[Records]
==============================
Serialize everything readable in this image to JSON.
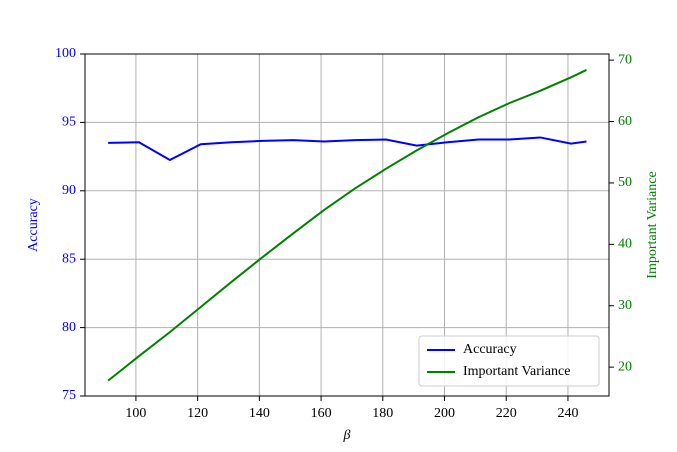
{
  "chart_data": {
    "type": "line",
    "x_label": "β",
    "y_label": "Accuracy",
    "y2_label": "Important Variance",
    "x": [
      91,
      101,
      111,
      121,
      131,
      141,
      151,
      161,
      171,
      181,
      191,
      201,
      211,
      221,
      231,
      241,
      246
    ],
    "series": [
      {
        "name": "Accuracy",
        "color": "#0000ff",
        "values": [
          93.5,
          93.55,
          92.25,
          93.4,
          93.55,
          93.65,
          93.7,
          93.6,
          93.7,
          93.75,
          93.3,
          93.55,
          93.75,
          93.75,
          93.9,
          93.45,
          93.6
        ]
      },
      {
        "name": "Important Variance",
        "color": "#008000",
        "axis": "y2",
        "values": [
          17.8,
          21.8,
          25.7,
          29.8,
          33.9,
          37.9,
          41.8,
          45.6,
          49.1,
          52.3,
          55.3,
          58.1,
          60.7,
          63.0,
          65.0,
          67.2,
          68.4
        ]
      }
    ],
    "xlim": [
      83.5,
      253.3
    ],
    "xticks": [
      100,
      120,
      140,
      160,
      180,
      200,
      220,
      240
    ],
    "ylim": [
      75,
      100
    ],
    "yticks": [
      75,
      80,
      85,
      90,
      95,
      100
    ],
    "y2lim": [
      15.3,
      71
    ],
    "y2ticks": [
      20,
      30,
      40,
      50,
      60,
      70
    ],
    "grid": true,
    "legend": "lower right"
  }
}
==============================
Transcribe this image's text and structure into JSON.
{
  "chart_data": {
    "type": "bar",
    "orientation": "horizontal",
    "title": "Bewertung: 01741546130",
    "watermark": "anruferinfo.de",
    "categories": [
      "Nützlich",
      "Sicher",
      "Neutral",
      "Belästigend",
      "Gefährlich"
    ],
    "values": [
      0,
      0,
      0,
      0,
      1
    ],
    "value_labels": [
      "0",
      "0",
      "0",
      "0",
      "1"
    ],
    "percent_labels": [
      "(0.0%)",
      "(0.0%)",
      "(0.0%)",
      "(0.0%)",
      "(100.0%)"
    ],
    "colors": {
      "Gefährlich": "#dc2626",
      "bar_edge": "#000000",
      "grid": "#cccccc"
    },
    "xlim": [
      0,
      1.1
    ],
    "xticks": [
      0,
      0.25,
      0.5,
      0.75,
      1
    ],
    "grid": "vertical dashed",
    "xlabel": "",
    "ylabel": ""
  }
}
==============================
> Directive
Provide the number of lines in the entries that include "this", and no other text.

> Written solution
2